*What you should do*
For every line in the records that has the word "skill", make a copy.

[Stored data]
--------------------------------

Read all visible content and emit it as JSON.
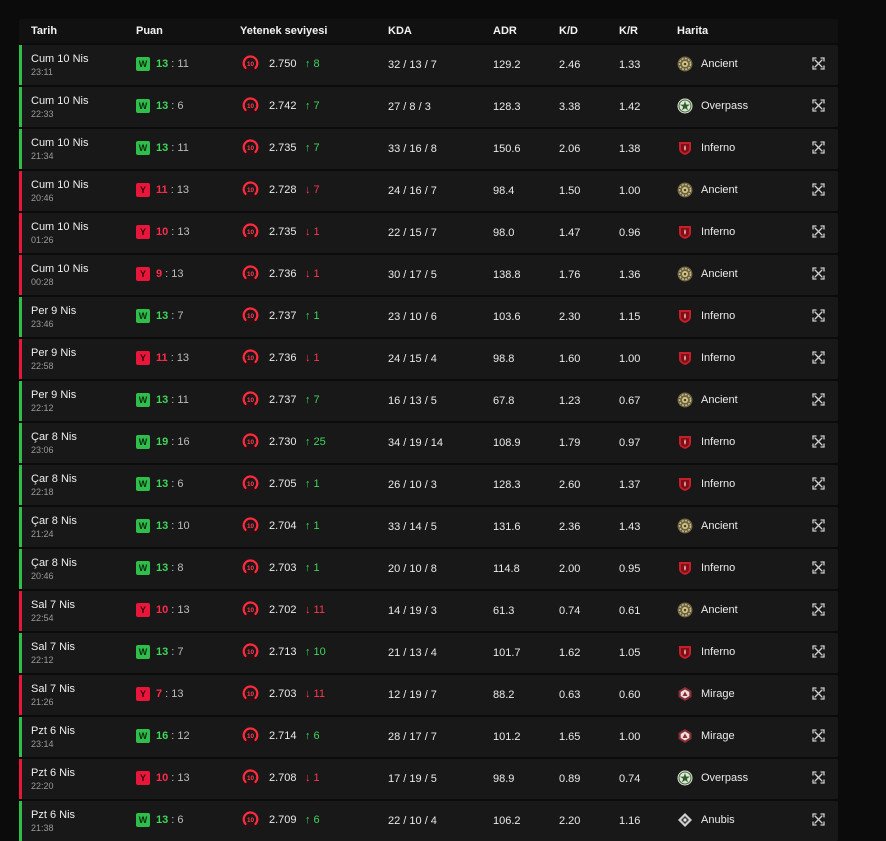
{
  "colors": {
    "win": "#2fbe4a",
    "loss": "#e8163a",
    "row_bg": "#181818",
    "page_bg": "#0b0b0b"
  },
  "header": {
    "date": "Tarih",
    "score": "Puan",
    "skill": "Yetenek seviyesi",
    "kda": "KDA",
    "adr": "ADR",
    "kd": "K/D",
    "kr": "K/R",
    "map": "Harita"
  },
  "level_icon": "skill-level-10-icon",
  "matches": [
    {
      "result": "win",
      "badge": "W",
      "date": "Cum 10 Nis",
      "time": "23:11",
      "mine": "13",
      "opp": "11",
      "elo": "2.750",
      "change": "↑ 8",
      "dir": "up",
      "kda": "32 / 13 / 7",
      "adr": "129.2",
      "kd": "2.46",
      "kr": "1.33",
      "map": "Ancient",
      "map_icon": "ancient"
    },
    {
      "result": "win",
      "badge": "W",
      "date": "Cum 10 Nis",
      "time": "22:33",
      "mine": "13",
      "opp": "6",
      "elo": "2.742",
      "change": "↑ 7",
      "dir": "up",
      "kda": "27 / 8 / 3",
      "adr": "128.3",
      "kd": "3.38",
      "kr": "1.42",
      "map": "Overpass",
      "map_icon": "overpass"
    },
    {
      "result": "win",
      "badge": "W",
      "date": "Cum 10 Nis",
      "time": "21:34",
      "mine": "13",
      "opp": "11",
      "elo": "2.735",
      "change": "↑ 7",
      "dir": "up",
      "kda": "33 / 16 / 8",
      "adr": "150.6",
      "kd": "2.06",
      "kr": "1.38",
      "map": "Inferno",
      "map_icon": "inferno"
    },
    {
      "result": "loss",
      "badge": "Y",
      "date": "Cum 10 Nis",
      "time": "20:46",
      "mine": "11",
      "opp": "13",
      "elo": "2.728",
      "change": "↓ 7",
      "dir": "down",
      "kda": "24 / 16 / 7",
      "adr": "98.4",
      "kd": "1.50",
      "kr": "1.00",
      "map": "Ancient",
      "map_icon": "ancient"
    },
    {
      "result": "loss",
      "badge": "Y",
      "date": "Cum 10 Nis",
      "time": "01:26",
      "mine": "10",
      "opp": "13",
      "elo": "2.735",
      "change": "↓ 1",
      "dir": "down",
      "kda": "22 / 15 / 7",
      "adr": "98.0",
      "kd": "1.47",
      "kr": "0.96",
      "map": "Inferno",
      "map_icon": "inferno"
    },
    {
      "result": "loss",
      "badge": "Y",
      "date": "Cum 10 Nis",
      "time": "00:28",
      "mine": "9",
      "opp": "13",
      "elo": "2.736",
      "change": "↓ 1",
      "dir": "down",
      "kda": "30 / 17 / 5",
      "adr": "138.8",
      "kd": "1.76",
      "kr": "1.36",
      "map": "Ancient",
      "map_icon": "ancient"
    },
    {
      "result": "win",
      "badge": "W",
      "date": "Per 9 Nis",
      "time": "23:46",
      "mine": "13",
      "opp": "7",
      "elo": "2.737",
      "change": "↑ 1",
      "dir": "up",
      "kda": "23 / 10 / 6",
      "adr": "103.6",
      "kd": "2.30",
      "kr": "1.15",
      "map": "Inferno",
      "map_icon": "inferno"
    },
    {
      "result": "loss",
      "badge": "Y",
      "date": "Per 9 Nis",
      "time": "22:58",
      "mine": "11",
      "opp": "13",
      "elo": "2.736",
      "change": "↓ 1",
      "dir": "down",
      "kda": "24 / 15 / 4",
      "adr": "98.8",
      "kd": "1.60",
      "kr": "1.00",
      "map": "Inferno",
      "map_icon": "inferno"
    },
    {
      "result": "win",
      "badge": "W",
      "date": "Per 9 Nis",
      "time": "22:12",
      "mine": "13",
      "opp": "11",
      "elo": "2.737",
      "change": "↑ 7",
      "dir": "up",
      "kda": "16 / 13 / 5",
      "adr": "67.8",
      "kd": "1.23",
      "kr": "0.67",
      "map": "Ancient",
      "map_icon": "ancient"
    },
    {
      "result": "win",
      "badge": "W",
      "date": "Çar 8 Nis",
      "time": "23:06",
      "mine": "19",
      "opp": "16",
      "elo": "2.730",
      "change": "↑ 25",
      "dir": "up",
      "kda": "34 / 19 / 14",
      "adr": "108.9",
      "kd": "1.79",
      "kr": "0.97",
      "map": "Inferno",
      "map_icon": "inferno"
    },
    {
      "result": "win",
      "badge": "W",
      "date": "Çar 8 Nis",
      "time": "22:18",
      "mine": "13",
      "opp": "6",
      "elo": "2.705",
      "change": "↑ 1",
      "dir": "up",
      "kda": "26 / 10 / 3",
      "adr": "128.3",
      "kd": "2.60",
      "kr": "1.37",
      "map": "Inferno",
      "map_icon": "inferno"
    },
    {
      "result": "win",
      "badge": "W",
      "date": "Çar 8 Nis",
      "time": "21:24",
      "mine": "13",
      "opp": "10",
      "elo": "2.704",
      "change": "↑ 1",
      "dir": "up",
      "kda": "33 / 14 / 5",
      "adr": "131.6",
      "kd": "2.36",
      "kr": "1.43",
      "map": "Ancient",
      "map_icon": "ancient"
    },
    {
      "result": "win",
      "badge": "W",
      "date": "Çar 8 Nis",
      "time": "20:46",
      "mine": "13",
      "opp": "8",
      "elo": "2.703",
      "change": "↑ 1",
      "dir": "up",
      "kda": "20 / 10 / 8",
      "adr": "114.8",
      "kd": "2.00",
      "kr": "0.95",
      "map": "Inferno",
      "map_icon": "inferno"
    },
    {
      "result": "loss",
      "badge": "Y",
      "date": "Sal 7 Nis",
      "time": "22:54",
      "mine": "10",
      "opp": "13",
      "elo": "2.702",
      "change": "↓ 11",
      "dir": "down",
      "kda": "14 / 19 / 3",
      "adr": "61.3",
      "kd": "0.74",
      "kr": "0.61",
      "map": "Ancient",
      "map_icon": "ancient"
    },
    {
      "result": "win",
      "badge": "W",
      "date": "Sal 7 Nis",
      "time": "22:12",
      "mine": "13",
      "opp": "7",
      "elo": "2.713",
      "change": "↑ 10",
      "dir": "up",
      "kda": "21 / 13 / 4",
      "adr": "101.7",
      "kd": "1.62",
      "kr": "1.05",
      "map": "Inferno",
      "map_icon": "inferno"
    },
    {
      "result": "loss",
      "badge": "Y",
      "date": "Sal 7 Nis",
      "time": "21:26",
      "mine": "7",
      "opp": "13",
      "elo": "2.703",
      "change": "↓ 11",
      "dir": "down",
      "kda": "12 / 19 / 7",
      "adr": "88.2",
      "kd": "0.63",
      "kr": "0.60",
      "map": "Mirage",
      "map_icon": "mirage"
    },
    {
      "result": "win",
      "badge": "W",
      "date": "Pzt 6 Nis",
      "time": "23:14",
      "mine": "16",
      "opp": "12",
      "elo": "2.714",
      "change": "↑ 6",
      "dir": "up",
      "kda": "28 / 17 / 7",
      "adr": "101.2",
      "kd": "1.65",
      "kr": "1.00",
      "map": "Mirage",
      "map_icon": "mirage"
    },
    {
      "result": "loss",
      "badge": "Y",
      "date": "Pzt 6 Nis",
      "time": "22:20",
      "mine": "10",
      "opp": "13",
      "elo": "2.708",
      "change": "↓ 1",
      "dir": "down",
      "kda": "17 / 19 / 5",
      "adr": "98.9",
      "kd": "0.89",
      "kr": "0.74",
      "map": "Overpass",
      "map_icon": "overpass"
    },
    {
      "result": "win",
      "badge": "W",
      "date": "Pzt 6 Nis",
      "time": "21:38",
      "mine": "13",
      "opp": "6",
      "elo": "2.709",
      "change": "↑ 6",
      "dir": "up",
      "kda": "22 / 10 / 4",
      "adr": "106.2",
      "kd": "2.20",
      "kr": "1.16",
      "map": "Anubis",
      "map_icon": "anubis"
    }
  ]
}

--------------------------------

*The completed task*
    "skill": "Yetenek seviyesi",
  "level_icon": "skill-level-10-icon",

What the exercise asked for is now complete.